The entries below are to be repeated exactly as they stand.
§ §
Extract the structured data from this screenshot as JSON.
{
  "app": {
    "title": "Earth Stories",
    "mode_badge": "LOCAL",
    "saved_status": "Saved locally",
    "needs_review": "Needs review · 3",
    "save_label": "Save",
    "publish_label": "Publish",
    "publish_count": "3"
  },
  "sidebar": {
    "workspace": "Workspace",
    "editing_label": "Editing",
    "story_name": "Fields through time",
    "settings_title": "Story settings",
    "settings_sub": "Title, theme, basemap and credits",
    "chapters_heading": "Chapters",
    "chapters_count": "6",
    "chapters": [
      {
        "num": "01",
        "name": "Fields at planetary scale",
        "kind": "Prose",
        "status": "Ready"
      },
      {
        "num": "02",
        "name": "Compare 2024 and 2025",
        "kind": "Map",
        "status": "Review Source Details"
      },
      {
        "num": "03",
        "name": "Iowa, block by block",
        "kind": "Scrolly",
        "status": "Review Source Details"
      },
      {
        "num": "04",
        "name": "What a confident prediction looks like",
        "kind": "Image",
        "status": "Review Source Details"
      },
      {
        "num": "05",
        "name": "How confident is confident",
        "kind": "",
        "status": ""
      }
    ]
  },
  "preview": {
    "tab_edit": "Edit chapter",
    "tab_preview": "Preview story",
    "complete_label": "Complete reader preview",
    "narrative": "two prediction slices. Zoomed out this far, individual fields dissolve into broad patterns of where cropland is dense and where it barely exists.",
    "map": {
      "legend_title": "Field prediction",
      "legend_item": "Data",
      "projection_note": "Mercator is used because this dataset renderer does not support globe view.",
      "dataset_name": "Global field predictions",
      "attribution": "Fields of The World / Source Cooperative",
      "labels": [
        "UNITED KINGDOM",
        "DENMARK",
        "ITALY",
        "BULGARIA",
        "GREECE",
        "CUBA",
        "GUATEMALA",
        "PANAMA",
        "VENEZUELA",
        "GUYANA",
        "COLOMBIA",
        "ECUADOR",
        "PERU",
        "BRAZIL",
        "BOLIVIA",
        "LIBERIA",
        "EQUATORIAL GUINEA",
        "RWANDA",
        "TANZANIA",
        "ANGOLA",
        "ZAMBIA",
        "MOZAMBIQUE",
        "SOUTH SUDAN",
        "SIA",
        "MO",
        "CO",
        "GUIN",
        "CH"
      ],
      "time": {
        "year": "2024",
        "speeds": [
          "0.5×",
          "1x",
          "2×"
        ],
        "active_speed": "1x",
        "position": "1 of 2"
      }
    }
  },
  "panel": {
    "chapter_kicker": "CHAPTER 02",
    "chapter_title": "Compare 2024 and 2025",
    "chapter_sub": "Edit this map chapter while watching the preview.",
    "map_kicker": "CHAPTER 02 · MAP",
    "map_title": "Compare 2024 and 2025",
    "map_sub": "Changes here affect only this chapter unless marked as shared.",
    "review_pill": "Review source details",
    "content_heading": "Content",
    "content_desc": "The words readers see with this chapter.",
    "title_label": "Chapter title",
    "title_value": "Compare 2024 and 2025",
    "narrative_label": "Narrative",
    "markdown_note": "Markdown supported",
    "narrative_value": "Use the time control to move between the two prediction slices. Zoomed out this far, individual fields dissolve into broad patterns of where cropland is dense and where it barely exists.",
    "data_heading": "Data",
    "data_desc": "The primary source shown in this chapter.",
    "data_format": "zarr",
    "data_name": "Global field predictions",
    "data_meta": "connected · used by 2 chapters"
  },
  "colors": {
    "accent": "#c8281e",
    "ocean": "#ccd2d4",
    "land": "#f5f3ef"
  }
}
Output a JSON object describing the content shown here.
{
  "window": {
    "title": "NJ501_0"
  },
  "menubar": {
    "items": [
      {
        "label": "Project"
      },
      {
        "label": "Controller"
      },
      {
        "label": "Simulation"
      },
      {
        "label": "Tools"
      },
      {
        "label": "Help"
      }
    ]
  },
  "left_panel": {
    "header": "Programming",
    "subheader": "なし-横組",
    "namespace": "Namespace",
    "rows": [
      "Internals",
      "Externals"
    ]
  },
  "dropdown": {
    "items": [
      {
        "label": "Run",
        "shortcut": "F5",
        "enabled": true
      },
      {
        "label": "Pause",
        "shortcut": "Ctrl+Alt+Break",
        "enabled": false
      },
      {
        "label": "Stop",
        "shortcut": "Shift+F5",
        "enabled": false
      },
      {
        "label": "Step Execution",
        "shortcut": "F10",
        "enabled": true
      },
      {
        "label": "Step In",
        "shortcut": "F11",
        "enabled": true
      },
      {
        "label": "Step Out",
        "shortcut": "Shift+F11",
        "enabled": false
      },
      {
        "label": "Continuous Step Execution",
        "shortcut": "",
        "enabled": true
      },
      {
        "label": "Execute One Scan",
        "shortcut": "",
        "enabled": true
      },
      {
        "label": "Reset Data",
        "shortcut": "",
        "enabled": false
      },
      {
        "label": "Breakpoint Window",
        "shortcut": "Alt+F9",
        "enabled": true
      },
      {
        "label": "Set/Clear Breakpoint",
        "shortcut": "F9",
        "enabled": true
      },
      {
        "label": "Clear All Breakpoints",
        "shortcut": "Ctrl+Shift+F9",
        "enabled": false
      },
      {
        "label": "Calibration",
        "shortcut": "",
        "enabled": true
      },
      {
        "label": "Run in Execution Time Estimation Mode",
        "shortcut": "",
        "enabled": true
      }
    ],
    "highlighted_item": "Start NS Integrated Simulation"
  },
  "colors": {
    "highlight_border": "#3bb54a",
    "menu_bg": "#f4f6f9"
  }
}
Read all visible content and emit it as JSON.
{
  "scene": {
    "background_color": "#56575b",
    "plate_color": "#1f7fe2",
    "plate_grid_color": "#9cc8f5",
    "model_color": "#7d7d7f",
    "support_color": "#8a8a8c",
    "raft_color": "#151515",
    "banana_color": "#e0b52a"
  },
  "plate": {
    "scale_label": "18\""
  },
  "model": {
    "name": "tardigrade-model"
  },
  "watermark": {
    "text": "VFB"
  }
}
§ §
Full output:
Extract the structured data from this screenshot as JSON.
{
  "app": {
    "title": "Earth Stories",
    "mode_badge": "LOCAL",
    "saved_status": "Saved locally",
    "needs_review": "Needs review · 3",
    "save_label": "Save",
    "publish_label": "Publish",
    "publish_count": "3"
  },
  "sidebar": {
    "workspace": "Workspace",
    "editing_label": "Editing",
    "story_name": "Fields through time",
    "settings_title": "Story settings",
    "settings_sub": "Title, theme, basemap and credits",
    "chapters_heading": "Chapters",
    "chapters_count": "6",
    "chapters": [
      {
        "num": "01",
        "name": "Fields at planetary scale",
        "kind": "Prose",
        "status": "Ready"
      },
      {
        "num": "02",
        "name": "Compare 2024 and 2025",
        "kind": "Map",
        "status": "Review Source Details"
      },
      {
        "num": "03",
        "name": "Iowa, block by block",
        "kind": "Scrolly",
        "status": "Review Source Details"
      },
      {
        "num": "04",
        "name": "What a confident prediction looks like",
        "kind": "Image",
        "status": "Review Source Details"
      },
      {
        "num": "05",
        "name": "How confident is confident",
        "kind": "",
        "status": ""
      }
    ]
  },
  "preview": {
    "tab_edit": "Edit chapter",
    "tab_preview": "Preview story",
    "complete_label": "Complete reader preview",
    "narrative": "two prediction slices. Zoomed out this far, individual fields dissolve into broad patterns of where cropland is dense and where it barely exists.",
    "map": {
      "legend_title": "Field prediction",
      "legend_item": "Data",
      "projection_note": "Mercator is used because this dataset renderer does not support globe view.",
      "dataset_name": "Global field predictions",
      "attribution": "Fields of The World / Source Cooperative",
      "labels": [
        "UNITED KINGDOM",
        "DENMARK",
        "ITALY",
        "BULGARIA",
        "GREECE",
        "CUBA",
        "GUATEMALA",
        "PANAMA",
        "VENEZUELA",
        "GUYANA",
        "COLOMBIA",
        "ECUADOR",
        "PERU",
        "BRAZIL",
        "BOLIVIA",
        "LIBERIA",
        "EQUATORIAL GUINEA",
        "RWANDA",
        "TANZANIA",
        "ANGOLA",
        "ZAMBIA",
        "MOZAMBIQUE",
        "SOUTH SUDAN",
        "SIA",
        "MO",
        "CO",
        "GUIN",
        "CH"
      ],
      "time": {
        "year": "2024",
        "speeds": [
          "0.5×",
          "1x",
          "2×"
        ],
        "active_speed": "1x",
        "position": "1 of 2"
      }
    }
  },
  "panel": {
    "chapter_kicker": "CHAPTER 02",
    "chapter_title": "Compare 2024 and 2025",
    "chapter_sub": "Edit this map chapter while watching the preview.",
    "map_kicker": "CHAPTER 02 · MAP",
    "map_title": "Compare 2024 and 2025",
    "map_sub": "Changes here affect only this chapter unless marked as shared.",
    "review_pill": "Review source details",
    "content_heading": "Content",
    "content_desc": "The words readers see with this chapter.",
    "title_label": "Chapter title",
    "title_value": "Compare 2024 and 2025",
    "narrative_label": "Narrative",
    "markdown_note": "Markdown supported",
    "narrative_value": "Use the time control to move between the two prediction slices. Zoomed out this far, individual fields dissolve into broad patterns of where cropland is dense and where it barely exists.",
    "data_heading": "Data",
    "data_desc": "The primary source shown in this chapter.",
    "data_format": "zarr",
    "data_name": "Global field predictions",
    "data_meta": "connected · used by 2 chapters"
  },
  "colors": {
    "accent": "#c8281e",
    "ocean": "#ccd2d4",
    "land": "#f5f3ef"
  }
}
Output a JSON object describing the content shown here.
{
  "window": {
    "title": "NJ501_0"
  },
  "menubar": {
    "items": [
      {
        "label": "Project"
      },
      {
        "label": "Controller"
      },
      {
        "label": "Simulation"
      },
      {
        "label": "Tools"
      },
      {
        "label": "Help"
      }
    ]
  },
  "left_panel": {
    "header": "Programming",
    "subheader": "なし-横組",
    "namespace": "Namespace",
    "rows": [
      "Internals",
      "Externals"
    ]
  },
  "dropdown": {
    "items": [
      {
        "label": "Run",
        "shortcut": "F5",
        "enabled": true
      },
      {
        "label": "Pause",
        "shortcut": "Ctrl+Alt+Break",
        "enabled": false
      },
      {
        "label": "Stop",
        "shortcut": "Shift+F5",
        "enabled": false
      },
      {
        "label": "Step Execution",
        "shortcut": "F10",
        "enabled": true
      },
      {
        "label": "Step In",
        "shortcut": "F11",
        "enabled": true
      },
      {
        "label": "Step Out",
        "shortcut": "Shift+F11",
        "enabled": false
      },
      {
        "label": "Continuous Step Execution",
        "shortcut": "",
        "enabled": true
      },
      {
        "label": "Execute One Scan",
        "shortcut": "",
        "enabled": true
      },
      {
        "label": "Reset Data",
        "shortcut": "",
        "enabled": false
      },
      {
        "label": "Breakpoint Window",
        "shortcut": "Alt+F9",
        "enabled": true
      },
      {
        "label": "Set/Clear Breakpoint",
        "shortcut": "F9",
        "enabled": true
      },
      {
        "label": "Clear All Breakpoints",
        "shortcut": "Ctrl+Shift+F9",
        "enabled": false
      },
      {
        "label": "Calibration",
        "shortcut": "",
        "enabled": true
      },
      {
        "label": "Run in Execution Time Estimation Mode",
        "shortcut": "",
        "enabled": true
      }
    ],
    "highlighted_item": "Start NS Integrated Simulation"
  },
  "colors": {
    "highlight_border": "#3bb54a",
    "menu_bg": "#f4f6f9"
  }
}
Read all visible content and emit it as JSON.
{
  "scene": {
    "background_color": "#56575b",
    "plate_color": "#1f7fe2",
    "plate_grid_color": "#9cc8f5",
    "model_color": "#7d7d7f",
    "support_color": "#8a8a8c",
    "raft_color": "#151515",
    "banana_color": "#e0b52a"
  },
  "plate": {
    "scale_label": "18\""
  },
  "model": {
    "name": "tardigrade-model"
  },
  "watermark": {
    "text": "VFB"
  }
}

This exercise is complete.